### Given records

********************

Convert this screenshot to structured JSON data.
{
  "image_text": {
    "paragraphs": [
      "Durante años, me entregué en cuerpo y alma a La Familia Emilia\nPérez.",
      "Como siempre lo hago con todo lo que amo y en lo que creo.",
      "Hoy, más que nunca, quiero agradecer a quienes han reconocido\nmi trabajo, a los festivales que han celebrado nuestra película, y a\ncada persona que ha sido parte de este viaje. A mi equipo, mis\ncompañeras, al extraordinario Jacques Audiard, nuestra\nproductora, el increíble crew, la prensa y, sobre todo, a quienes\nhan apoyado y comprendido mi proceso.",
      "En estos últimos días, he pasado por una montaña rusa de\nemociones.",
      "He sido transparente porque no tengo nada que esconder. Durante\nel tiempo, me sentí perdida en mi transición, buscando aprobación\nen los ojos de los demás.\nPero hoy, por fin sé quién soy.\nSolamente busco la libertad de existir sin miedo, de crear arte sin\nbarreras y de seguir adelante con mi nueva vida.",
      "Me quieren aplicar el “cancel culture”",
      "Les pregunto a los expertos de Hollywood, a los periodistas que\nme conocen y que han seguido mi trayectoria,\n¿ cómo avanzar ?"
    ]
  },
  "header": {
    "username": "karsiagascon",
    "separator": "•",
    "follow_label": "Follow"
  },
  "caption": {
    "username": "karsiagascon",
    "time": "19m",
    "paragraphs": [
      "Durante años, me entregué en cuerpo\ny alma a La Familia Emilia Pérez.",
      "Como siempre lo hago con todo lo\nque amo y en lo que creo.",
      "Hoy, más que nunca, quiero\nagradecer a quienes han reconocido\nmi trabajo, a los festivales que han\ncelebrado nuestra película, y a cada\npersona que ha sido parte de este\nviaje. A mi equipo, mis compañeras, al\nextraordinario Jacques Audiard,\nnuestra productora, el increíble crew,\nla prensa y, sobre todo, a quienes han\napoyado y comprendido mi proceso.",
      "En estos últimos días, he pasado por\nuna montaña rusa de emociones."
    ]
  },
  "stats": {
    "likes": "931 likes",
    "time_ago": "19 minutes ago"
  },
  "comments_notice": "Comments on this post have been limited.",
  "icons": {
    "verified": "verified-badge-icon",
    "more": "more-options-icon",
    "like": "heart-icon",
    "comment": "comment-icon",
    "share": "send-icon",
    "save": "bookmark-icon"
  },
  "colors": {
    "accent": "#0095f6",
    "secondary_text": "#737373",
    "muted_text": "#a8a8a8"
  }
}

********************

### Task to complete
Copy every line above that includes the string "años".

### Task response
      "Durante años, me entregué en cuerpo y alma a La Familia Emilia\nPérez.",
      "Durante años, me entregué en cuerpo\ny alma a La Familia Emilia Pérez.",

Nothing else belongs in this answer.